EXERCISE MATERIAL:
┄┄┄┄┄┄┄┄┄┄

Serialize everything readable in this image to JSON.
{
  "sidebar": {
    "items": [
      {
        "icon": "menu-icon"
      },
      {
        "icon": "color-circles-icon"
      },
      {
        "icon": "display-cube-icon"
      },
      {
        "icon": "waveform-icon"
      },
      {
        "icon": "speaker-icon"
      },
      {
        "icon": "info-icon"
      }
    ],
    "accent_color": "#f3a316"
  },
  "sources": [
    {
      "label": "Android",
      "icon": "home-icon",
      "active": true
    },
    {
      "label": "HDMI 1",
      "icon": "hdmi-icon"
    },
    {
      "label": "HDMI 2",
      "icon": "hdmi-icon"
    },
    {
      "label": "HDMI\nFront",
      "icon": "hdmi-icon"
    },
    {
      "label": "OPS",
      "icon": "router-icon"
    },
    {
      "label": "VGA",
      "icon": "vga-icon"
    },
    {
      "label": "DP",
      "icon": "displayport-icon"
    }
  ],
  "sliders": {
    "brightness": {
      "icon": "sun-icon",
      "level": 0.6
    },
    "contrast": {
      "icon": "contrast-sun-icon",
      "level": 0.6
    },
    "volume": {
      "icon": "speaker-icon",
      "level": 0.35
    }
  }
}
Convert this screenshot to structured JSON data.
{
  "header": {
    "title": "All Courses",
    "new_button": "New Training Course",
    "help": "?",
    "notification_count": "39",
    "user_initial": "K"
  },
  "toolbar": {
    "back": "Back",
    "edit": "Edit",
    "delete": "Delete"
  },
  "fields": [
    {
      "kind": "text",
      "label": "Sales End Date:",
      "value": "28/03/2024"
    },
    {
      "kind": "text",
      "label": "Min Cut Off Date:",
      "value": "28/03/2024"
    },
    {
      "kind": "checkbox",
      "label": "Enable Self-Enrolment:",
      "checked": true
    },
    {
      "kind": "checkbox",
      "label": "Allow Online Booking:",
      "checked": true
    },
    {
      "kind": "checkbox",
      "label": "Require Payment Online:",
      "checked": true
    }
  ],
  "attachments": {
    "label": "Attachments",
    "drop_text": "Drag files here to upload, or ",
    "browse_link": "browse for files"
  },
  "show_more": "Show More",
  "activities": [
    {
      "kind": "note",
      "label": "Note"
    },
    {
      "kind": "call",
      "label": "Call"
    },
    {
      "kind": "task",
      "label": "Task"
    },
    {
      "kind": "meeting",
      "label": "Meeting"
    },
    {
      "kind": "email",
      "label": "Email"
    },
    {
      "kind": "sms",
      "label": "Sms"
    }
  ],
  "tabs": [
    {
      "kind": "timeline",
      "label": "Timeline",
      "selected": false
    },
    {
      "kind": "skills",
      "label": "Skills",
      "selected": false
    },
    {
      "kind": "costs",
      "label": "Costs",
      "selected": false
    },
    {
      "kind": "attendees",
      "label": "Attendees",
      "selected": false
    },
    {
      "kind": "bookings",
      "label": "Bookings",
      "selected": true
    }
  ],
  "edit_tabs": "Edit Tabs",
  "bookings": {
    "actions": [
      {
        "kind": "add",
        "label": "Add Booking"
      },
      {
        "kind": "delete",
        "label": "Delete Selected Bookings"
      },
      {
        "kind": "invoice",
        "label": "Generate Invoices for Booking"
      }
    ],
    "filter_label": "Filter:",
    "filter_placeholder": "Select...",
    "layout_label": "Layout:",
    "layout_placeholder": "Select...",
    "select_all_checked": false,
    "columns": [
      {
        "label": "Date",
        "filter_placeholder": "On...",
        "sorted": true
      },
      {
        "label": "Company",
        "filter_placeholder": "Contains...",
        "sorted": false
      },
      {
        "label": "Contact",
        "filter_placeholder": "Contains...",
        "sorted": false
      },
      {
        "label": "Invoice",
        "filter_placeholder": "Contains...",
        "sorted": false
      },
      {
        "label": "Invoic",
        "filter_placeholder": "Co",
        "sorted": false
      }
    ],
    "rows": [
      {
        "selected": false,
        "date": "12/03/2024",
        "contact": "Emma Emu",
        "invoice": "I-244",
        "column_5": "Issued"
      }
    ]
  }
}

┄┄┄┄┄┄┄┄┄┄

GOAL OF THE EXERCISE: Restate each entry exactly, skipping none.

TASK ANSWER:
Serialize everything readable in this image to JSON.
{
  "sidebar": {
    "items": [
      {
        "icon": "menu-icon"
      },
      {
        "icon": "color-circles-icon"
      },
      {
        "icon": "display-cube-icon"
      },
      {
        "icon": "waveform-icon"
      },
      {
        "icon": "speaker-icon"
      },
      {
        "icon": "info-icon"
      }
    ],
    "accent_color": "#f3a316"
  },
  "sources": [
    {
      "label": "Android",
      "icon": "home-icon",
      "active": true
    },
    {
      "label": "HDMI 1",
      "icon": "hdmi-icon"
    },
    {
      "label": "HDMI 2",
      "icon": "hdmi-icon"
    },
    {
      "label": "HDMI\nFront",
      "icon": "hdmi-icon"
    },
    {
      "label": "OPS",
      "icon": "router-icon"
    },
    {
      "label": "VGA",
      "icon": "vga-icon"
    },
    {
      "label": "DP",
      "icon": "displayport-icon"
    }
  ],
  "sliders": {
    "brightness": {
      "icon": "sun-icon",
      "level": 0.6
    },
    "contrast": {
      "icon": "contrast-sun-icon",
      "level": 0.6
    },
    "volume": {
      "icon": "speaker-icon",
      "level": 0.35
    }
  }
}
Convert this screenshot to structured JSON data.
{
  "header": {
    "title": "All Courses",
    "new_button": "New Training Course",
    "help": "?",
    "notification_count": "39",
    "user_initial": "K"
  },
  "toolbar": {
    "back": "Back",
    "edit": "Edit",
    "delete": "Delete"
  },
  "fields": [
    {
      "kind": "text",
      "label": "Sales End Date:",
      "value": "28/03/2024"
    },
    {
      "kind": "text",
      "label": "Min Cut Off Date:",
      "value": "28/03/2024"
    },
    {
      "kind": "checkbox",
      "label": "Enable Self-Enrolment:",
      "checked": true
    },
    {
      "kind": "checkbox",
      "label": "Allow Online Booking:",
      "checked": true
    },
    {
      "kind": "checkbox",
      "label": "Require Payment Online:",
      "checked": true
    }
  ],
  "attachments": {
    "label": "Attachments",
    "drop_text": "Drag files here to upload, or ",
    "browse_link": "browse for files"
  },
  "show_more": "Show More",
  "activities": [
    {
      "kind": "note",
      "label": "Note"
    },
    {
      "kind": "call",
      "label": "Call"
    },
    {
      "kind": "task",
      "label": "Task"
    },
    {
      "kind": "meeting",
      "label": "Meeting"
    },
    {
      "kind": "email",
      "label": "Email"
    },
    {
      "kind": "sms",
      "label": "Sms"
    }
  ],
  "tabs": [
    {
      "kind": "timeline",
      "label": "Timeline",
      "selected": false
    },
    {
      "kind": "skills",
      "label": "Skills",
      "selected": false
    },
    {
      "kind": "costs",
      "label": "Costs",
      "selected": false
    },
    {
      "kind": "attendees",
      "label": "Attendees",
      "selected": false
    },
    {
      "kind": "bookings",
      "label": "Bookings",
      "selected": true
    }
  ],
  "edit_tabs": "Edit Tabs",
  "bookings": {
    "actions": [
      {
        "kind": "add",
        "label": "Add Booking"
      },
      {
        "kind": "delete",
        "label": "Delete Selected Bookings"
      },
      {
        "kind": "invoice",
        "label": "Generate Invoices for Booking"
      }
    ],
    "filter_label": "Filter:",
    "filter_placeholder": "Select...",
    "layout_label": "Layout:",
    "layout_placeholder": "Select...",
    "select_all_checked": false,
    "columns": [
      {
        "label": "Date",
        "filter_placeholder": "On...",
        "sorted": true
      },
      {
        "label": "Company",
        "filter_placeholder": "Contains...",
        "sorted": false
      },
      {
        "label": "Contact",
        "filter_placeholder": "Contains...",
        "sorted": false
      },
      {
        "label": "Invoice",
        "filter_placeholder": "Contains...",
        "sorted": false
      },
      {
        "label": "Invoic",
        "filter_placeholder": "Co",
        "sorted": false
      }
    ],
    "rows": [
      {
        "selected": false,
        "date": "12/03/2024",
        "contact": "Emma Emu",
        "invoice": "I-244",
        "column_5": "Issued"
      }
    ]
  }
}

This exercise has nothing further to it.